# Request
Write out the material exactly, leaving every picture behind.

# Supplied information
## Begin

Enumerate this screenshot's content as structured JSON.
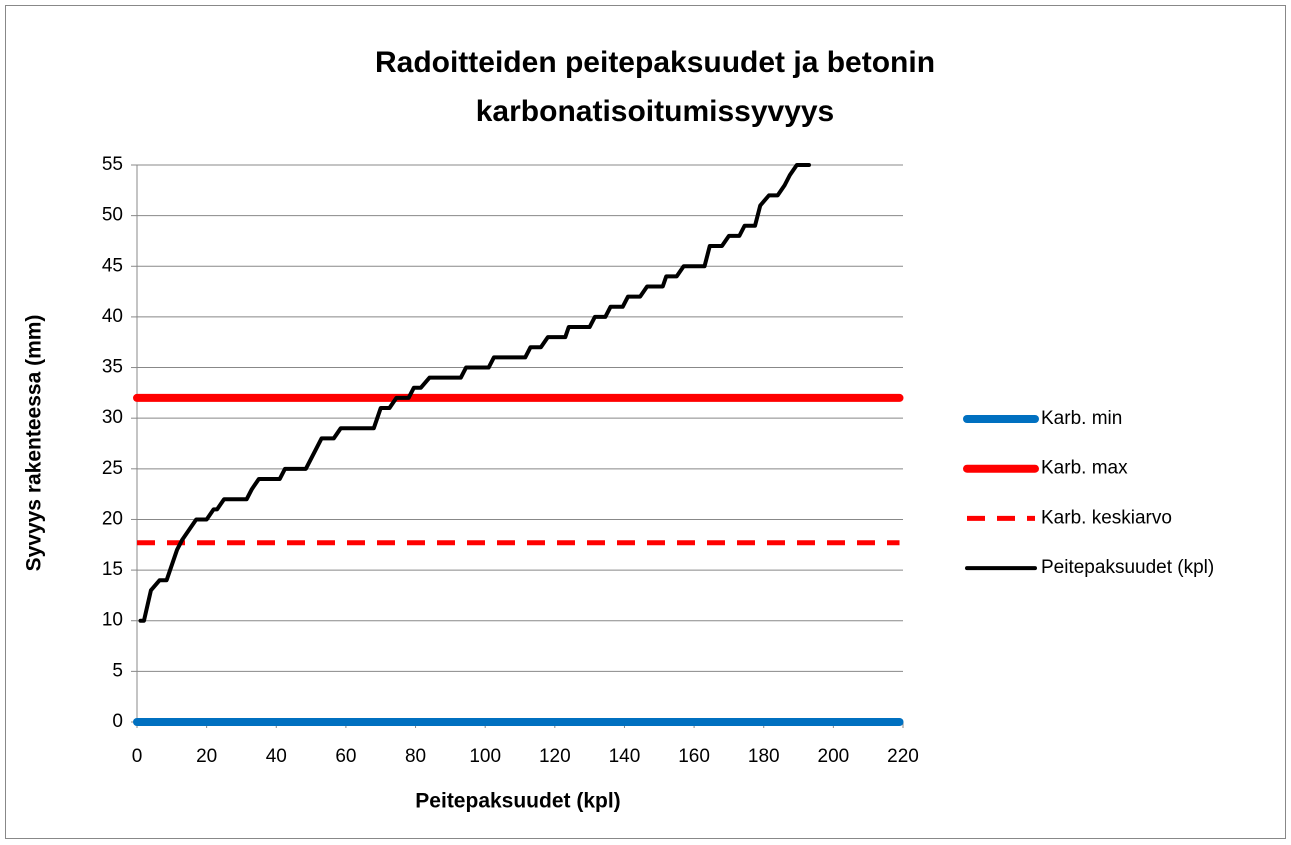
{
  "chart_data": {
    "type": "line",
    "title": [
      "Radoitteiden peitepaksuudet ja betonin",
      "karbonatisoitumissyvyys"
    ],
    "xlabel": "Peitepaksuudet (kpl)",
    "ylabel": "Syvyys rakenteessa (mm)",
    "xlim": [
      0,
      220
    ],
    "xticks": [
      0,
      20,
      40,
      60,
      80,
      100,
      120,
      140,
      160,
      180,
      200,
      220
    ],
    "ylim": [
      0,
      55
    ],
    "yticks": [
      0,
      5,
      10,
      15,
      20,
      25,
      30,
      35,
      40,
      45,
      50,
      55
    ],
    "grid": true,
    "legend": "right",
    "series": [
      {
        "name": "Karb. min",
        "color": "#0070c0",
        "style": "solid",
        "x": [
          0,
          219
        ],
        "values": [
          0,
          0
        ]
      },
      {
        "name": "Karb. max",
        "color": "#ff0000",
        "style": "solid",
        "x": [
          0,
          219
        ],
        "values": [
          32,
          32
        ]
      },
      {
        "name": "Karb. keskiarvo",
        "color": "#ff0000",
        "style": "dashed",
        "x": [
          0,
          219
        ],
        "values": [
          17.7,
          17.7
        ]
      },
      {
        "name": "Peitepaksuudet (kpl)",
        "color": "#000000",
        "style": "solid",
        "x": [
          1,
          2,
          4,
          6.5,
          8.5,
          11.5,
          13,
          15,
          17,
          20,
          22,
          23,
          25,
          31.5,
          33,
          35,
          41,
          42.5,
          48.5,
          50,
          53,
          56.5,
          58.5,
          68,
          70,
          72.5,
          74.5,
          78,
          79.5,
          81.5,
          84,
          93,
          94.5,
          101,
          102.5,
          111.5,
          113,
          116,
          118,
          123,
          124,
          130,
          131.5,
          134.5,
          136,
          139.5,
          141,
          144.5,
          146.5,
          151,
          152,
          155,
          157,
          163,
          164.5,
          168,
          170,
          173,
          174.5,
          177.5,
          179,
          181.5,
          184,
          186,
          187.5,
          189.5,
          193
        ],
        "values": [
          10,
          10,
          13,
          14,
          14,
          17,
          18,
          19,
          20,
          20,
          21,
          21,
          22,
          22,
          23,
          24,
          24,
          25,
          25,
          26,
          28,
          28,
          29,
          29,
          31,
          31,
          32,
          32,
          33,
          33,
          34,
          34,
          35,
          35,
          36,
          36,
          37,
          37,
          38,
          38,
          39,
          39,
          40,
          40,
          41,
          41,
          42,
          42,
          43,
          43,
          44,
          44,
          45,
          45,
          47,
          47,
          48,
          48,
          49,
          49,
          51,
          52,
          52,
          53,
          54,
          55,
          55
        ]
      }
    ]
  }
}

## End

# The completed task
Enumerate this screenshot's content as structured JSON.
{
  "chart_data": {
    "type": "line",
    "title": [
      "Radoitteiden peitepaksuudet ja betonin",
      "karbonatisoitumissyvyys"
    ],
    "xlabel": "Peitepaksuudet (kpl)",
    "ylabel": "Syvyys rakenteessa (mm)",
    "xlim": [
      0,
      220
    ],
    "xticks": [
      0,
      20,
      40,
      60,
      80,
      100,
      120,
      140,
      160,
      180,
      200,
      220
    ],
    "ylim": [
      0,
      55
    ],
    "yticks": [
      0,
      5,
      10,
      15,
      20,
      25,
      30,
      35,
      40,
      45,
      50,
      55
    ],
    "grid": true,
    "legend": "right",
    "series": [
      {
        "name": "Karb. min",
        "color": "#0070c0",
        "style": "solid",
        "x": [
          0,
          219
        ],
        "values": [
          0,
          0
        ]
      },
      {
        "name": "Karb. max",
        "color": "#ff0000",
        "style": "solid",
        "x": [
          0,
          219
        ],
        "values": [
          32,
          32
        ]
      },
      {
        "name": "Karb. keskiarvo",
        "color": "#ff0000",
        "style": "dashed",
        "x": [
          0,
          219
        ],
        "values": [
          17.7,
          17.7
        ]
      },
      {
        "name": "Peitepaksuudet (kpl)",
        "color": "#000000",
        "style": "solid",
        "x": [
          1,
          2,
          4,
          6.5,
          8.5,
          11.5,
          13,
          15,
          17,
          20,
          22,
          23,
          25,
          31.5,
          33,
          35,
          41,
          42.5,
          48.5,
          50,
          53,
          56.5,
          58.5,
          68,
          70,
          72.5,
          74.5,
          78,
          79.5,
          81.5,
          84,
          93,
          94.5,
          101,
          102.5,
          111.5,
          113,
          116,
          118,
          123,
          124,
          130,
          131.5,
          134.5,
          136,
          139.5,
          141,
          144.5,
          146.5,
          151,
          152,
          155,
          157,
          163,
          164.5,
          168,
          170,
          173,
          174.5,
          177.5,
          179,
          181.5,
          184,
          186,
          187.5,
          189.5,
          193
        ],
        "values": [
          10,
          10,
          13,
          14,
          14,
          17,
          18,
          19,
          20,
          20,
          21,
          21,
          22,
          22,
          23,
          24,
          24,
          25,
          25,
          26,
          28,
          28,
          29,
          29,
          31,
          31,
          32,
          32,
          33,
          33,
          34,
          34,
          35,
          35,
          36,
          36,
          37,
          37,
          38,
          38,
          39,
          39,
          40,
          40,
          41,
          41,
          42,
          42,
          43,
          43,
          44,
          44,
          45,
          45,
          47,
          47,
          48,
          48,
          49,
          49,
          51,
          52,
          52,
          53,
          54,
          55,
          55
        ]
      }
    ]
  }
}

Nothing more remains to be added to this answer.